### Given data
--- --- ---

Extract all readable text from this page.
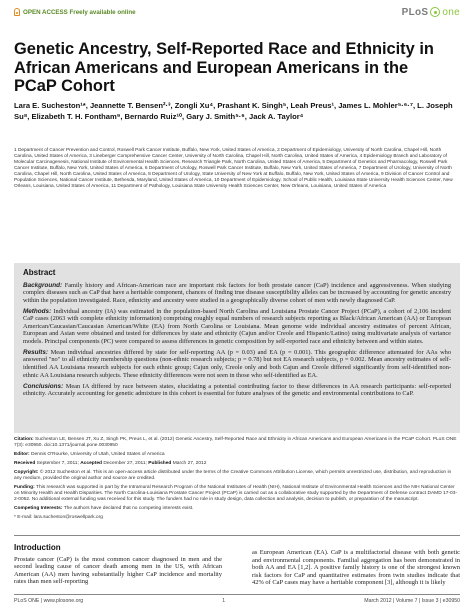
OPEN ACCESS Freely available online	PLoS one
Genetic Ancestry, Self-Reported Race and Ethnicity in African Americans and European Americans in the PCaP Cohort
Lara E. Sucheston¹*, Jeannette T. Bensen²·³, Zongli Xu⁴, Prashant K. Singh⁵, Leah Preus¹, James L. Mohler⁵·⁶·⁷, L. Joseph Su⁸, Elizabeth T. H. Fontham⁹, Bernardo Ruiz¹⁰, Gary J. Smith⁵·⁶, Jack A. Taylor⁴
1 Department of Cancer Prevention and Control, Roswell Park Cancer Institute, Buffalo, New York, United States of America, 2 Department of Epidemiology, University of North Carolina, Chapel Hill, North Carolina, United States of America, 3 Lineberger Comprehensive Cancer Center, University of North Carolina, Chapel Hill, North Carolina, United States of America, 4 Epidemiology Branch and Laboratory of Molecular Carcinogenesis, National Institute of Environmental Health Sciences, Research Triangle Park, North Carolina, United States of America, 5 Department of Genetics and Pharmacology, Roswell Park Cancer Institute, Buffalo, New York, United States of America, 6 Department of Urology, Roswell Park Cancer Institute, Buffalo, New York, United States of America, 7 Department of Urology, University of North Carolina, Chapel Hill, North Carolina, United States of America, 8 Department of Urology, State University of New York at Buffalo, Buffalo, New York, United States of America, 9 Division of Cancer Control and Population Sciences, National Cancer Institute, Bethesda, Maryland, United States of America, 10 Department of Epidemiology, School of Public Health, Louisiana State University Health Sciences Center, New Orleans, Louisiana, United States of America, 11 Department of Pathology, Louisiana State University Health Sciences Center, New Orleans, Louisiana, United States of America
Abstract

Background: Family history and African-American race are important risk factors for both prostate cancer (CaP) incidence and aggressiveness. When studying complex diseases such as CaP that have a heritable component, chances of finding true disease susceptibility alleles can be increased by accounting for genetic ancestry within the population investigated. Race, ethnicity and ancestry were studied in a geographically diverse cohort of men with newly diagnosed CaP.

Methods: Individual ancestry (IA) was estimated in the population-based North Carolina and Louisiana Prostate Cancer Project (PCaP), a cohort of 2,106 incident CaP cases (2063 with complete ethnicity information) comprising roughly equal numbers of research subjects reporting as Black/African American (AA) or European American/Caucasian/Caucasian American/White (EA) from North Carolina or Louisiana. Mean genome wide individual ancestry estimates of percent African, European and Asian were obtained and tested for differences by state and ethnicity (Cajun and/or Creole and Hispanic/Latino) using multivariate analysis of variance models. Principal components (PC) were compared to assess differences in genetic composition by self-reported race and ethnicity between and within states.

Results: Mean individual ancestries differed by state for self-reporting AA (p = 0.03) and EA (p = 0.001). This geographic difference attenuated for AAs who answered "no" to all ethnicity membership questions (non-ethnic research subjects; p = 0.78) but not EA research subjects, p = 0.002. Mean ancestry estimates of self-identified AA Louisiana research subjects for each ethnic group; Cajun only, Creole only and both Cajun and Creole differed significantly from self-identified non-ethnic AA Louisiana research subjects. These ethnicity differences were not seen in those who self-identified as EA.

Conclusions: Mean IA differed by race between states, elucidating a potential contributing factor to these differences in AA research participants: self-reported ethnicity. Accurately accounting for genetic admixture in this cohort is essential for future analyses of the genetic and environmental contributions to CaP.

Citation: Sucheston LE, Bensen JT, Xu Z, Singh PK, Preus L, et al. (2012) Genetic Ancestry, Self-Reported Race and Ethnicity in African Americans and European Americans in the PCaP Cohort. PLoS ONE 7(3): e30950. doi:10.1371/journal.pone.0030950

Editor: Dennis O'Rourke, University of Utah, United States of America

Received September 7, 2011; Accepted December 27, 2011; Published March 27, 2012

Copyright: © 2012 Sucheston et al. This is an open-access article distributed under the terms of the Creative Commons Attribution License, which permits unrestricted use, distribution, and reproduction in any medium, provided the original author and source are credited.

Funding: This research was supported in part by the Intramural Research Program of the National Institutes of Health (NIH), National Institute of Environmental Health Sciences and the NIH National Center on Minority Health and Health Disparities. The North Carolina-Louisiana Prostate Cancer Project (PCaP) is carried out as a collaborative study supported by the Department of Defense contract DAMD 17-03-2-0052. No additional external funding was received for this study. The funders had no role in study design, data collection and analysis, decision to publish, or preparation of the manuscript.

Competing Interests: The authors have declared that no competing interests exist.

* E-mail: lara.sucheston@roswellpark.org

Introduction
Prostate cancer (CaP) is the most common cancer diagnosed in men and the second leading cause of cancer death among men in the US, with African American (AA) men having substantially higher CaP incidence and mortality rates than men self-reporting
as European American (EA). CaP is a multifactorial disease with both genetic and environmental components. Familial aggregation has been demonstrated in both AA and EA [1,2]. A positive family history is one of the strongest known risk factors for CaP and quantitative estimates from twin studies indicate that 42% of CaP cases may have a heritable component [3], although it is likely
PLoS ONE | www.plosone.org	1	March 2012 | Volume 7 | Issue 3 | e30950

--- --- ---

### Exercise directions
Would you please return every line in the listing where "PLoS" shows up?

### Answer for this exercise
OPEN ACCESS Freely available online	PLoS one
Citation: Sucheston LE, Bensen JT, Xu Z, Singh PK, Preus L, et al. (2012) Genetic Ancestry, Self-Reported Race and Ethnicity in African Americans and European Americans in the PCaP Cohort. PLoS ONE 7(3): e30950. doi:10.1371/journal.pone.0030950
PLoS ONE | www.plosone.org	1	March 2012 | Volume 7 | Issue 3 | e30950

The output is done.